BEGIN

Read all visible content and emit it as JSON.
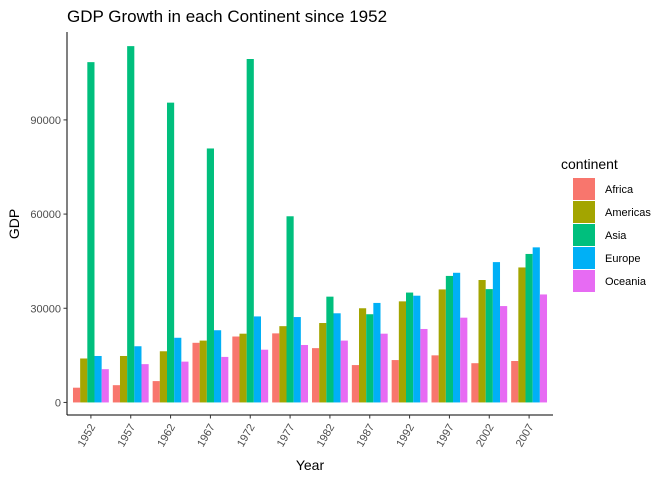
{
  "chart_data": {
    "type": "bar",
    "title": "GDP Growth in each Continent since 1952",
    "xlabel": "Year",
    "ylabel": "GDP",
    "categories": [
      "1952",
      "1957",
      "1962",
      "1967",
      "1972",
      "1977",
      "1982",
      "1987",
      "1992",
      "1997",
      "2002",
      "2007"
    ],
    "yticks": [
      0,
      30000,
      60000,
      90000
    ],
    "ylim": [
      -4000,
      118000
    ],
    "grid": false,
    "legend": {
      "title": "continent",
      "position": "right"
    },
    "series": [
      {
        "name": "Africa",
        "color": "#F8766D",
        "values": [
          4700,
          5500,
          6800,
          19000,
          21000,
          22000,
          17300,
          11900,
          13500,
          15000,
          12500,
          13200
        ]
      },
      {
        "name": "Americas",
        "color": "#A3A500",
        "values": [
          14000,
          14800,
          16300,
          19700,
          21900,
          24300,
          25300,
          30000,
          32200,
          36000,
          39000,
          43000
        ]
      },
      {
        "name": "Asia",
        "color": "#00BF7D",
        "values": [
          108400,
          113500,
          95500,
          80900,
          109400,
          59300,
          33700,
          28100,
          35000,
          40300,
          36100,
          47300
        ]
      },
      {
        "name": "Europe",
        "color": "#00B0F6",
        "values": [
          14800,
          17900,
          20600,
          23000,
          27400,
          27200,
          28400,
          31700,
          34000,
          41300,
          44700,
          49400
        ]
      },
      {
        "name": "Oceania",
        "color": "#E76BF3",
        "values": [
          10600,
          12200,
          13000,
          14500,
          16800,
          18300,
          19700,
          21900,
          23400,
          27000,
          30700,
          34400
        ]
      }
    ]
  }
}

END

● **Task brief**
From the data above, pick out each line containing "name" and copy it.

● **Response to the task**
        "name": "Africa",
        "name": "Americas",
        "name": "Asia",
        "name": "Europe",
        "name": "Oceania",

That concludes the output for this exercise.